Go through the listing and copy every line word for word.

[START Given records]

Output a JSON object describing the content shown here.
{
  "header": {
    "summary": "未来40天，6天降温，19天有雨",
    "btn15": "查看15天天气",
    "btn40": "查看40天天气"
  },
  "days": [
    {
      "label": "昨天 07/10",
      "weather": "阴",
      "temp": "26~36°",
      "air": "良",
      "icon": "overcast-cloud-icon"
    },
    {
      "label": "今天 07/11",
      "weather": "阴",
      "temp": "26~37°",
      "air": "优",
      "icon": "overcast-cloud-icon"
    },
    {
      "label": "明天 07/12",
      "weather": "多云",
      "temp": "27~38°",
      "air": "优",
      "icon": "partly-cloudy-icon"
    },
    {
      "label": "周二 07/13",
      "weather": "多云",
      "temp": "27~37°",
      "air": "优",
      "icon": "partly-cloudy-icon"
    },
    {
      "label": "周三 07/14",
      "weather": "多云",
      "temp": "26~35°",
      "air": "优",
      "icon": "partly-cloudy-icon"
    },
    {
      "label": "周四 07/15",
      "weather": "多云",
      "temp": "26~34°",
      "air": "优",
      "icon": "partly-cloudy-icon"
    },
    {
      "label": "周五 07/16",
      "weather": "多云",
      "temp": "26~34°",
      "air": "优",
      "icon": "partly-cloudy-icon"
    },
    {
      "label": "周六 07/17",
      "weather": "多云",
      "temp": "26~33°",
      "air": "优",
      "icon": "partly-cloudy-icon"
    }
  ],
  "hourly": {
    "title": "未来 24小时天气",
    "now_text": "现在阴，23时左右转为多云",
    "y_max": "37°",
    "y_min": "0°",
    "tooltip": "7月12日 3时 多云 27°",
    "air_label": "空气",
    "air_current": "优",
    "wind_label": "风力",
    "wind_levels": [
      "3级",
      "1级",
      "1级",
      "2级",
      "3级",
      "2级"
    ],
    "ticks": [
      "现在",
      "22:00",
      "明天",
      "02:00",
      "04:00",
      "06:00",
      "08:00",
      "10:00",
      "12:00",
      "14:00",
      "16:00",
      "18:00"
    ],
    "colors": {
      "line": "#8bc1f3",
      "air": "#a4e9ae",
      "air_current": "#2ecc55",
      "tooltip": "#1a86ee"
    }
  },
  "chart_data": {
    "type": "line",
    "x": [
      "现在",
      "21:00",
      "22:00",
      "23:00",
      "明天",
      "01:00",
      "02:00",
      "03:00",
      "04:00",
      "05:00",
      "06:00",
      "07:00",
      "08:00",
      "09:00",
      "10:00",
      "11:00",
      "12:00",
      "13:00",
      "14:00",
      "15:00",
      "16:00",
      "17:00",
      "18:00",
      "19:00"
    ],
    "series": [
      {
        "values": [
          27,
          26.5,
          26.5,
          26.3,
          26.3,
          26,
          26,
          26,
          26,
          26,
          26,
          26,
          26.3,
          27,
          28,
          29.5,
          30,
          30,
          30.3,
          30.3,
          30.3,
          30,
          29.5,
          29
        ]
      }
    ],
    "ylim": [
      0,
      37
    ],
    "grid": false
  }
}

[END Given records]

Solved problem =>
Output a JSON object describing the content shown here.
{
  "header": {
    "summary": "未来40天，6天降温，19天有雨",
    "btn15": "查看15天天气",
    "btn40": "查看40天天气"
  },
  "days": [
    {
      "label": "昨天 07/10",
      "weather": "阴",
      "temp": "26~36°",
      "air": "良",
      "icon": "overcast-cloud-icon"
    },
    {
      "label": "今天 07/11",
      "weather": "阴",
      "temp": "26~37°",
      "air": "优",
      "icon": "overcast-cloud-icon"
    },
    {
      "label": "明天 07/12",
      "weather": "多云",
      "temp": "27~38°",
      "air": "优",
      "icon": "partly-cloudy-icon"
    },
    {
      "label": "周二 07/13",
      "weather": "多云",
      "temp": "27~37°",
      "air": "优",
      "icon": "partly-cloudy-icon"
    },
    {
      "label": "周三 07/14",
      "weather": "多云",
      "temp": "26~35°",
      "air": "优",
      "icon": "partly-cloudy-icon"
    },
    {
      "label": "周四 07/15",
      "weather": "多云",
      "temp": "26~34°",
      "air": "优",
      "icon": "partly-cloudy-icon"
    },
    {
      "label": "周五 07/16",
      "weather": "多云",
      "temp": "26~34°",
      "air": "优",
      "icon": "partly-cloudy-icon"
    },
    {
      "label": "周六 07/17",
      "weather": "多云",
      "temp": "26~33°",
      "air": "优",
      "icon": "partly-cloudy-icon"
    }
  ],
  "hourly": {
    "title": "未来 24小时天气",
    "now_text": "现在阴，23时左右转为多云",
    "y_max": "37°",
    "y_min": "0°",
    "tooltip": "7月12日 3时 多云 27°",
    "air_label": "空气",
    "air_current": "优",
    "wind_label": "风力",
    "wind_levels": [
      "3级",
      "1级",
      "1级",
      "2级",
      "3级",
      "2级"
    ],
    "ticks": [
      "现在",
      "22:00",
      "明天",
      "02:00",
      "04:00",
      "06:00",
      "08:00",
      "10:00",
      "12:00",
      "14:00",
      "16:00",
      "18:00"
    ],
    "colors": {
      "line": "#8bc1f3",
      "air": "#a4e9ae",
      "air_current": "#2ecc55",
      "tooltip": "#1a86ee"
    }
  },
  "chart_data": {
    "type": "line",
    "x": [
      "现在",
      "21:00",
      "22:00",
      "23:00",
      "明天",
      "01:00",
      "02:00",
      "03:00",
      "04:00",
      "05:00",
      "06:00",
      "07:00",
      "08:00",
      "09:00",
      "10:00",
      "11:00",
      "12:00",
      "13:00",
      "14:00",
      "15:00",
      "16:00",
      "17:00",
      "18:00",
      "19:00"
    ],
    "series": [
      {
        "values": [
          27,
          26.5,
          26.5,
          26.3,
          26.3,
          26,
          26,
          26,
          26,
          26,
          26,
          26,
          26.3,
          27,
          28,
          29.5,
          30,
          30,
          30.3,
          30.3,
          30.3,
          30,
          29.5,
          29
        ]
      }
    ],
    "ylim": [
      0,
      37
    ],
    "grid": false
  }
}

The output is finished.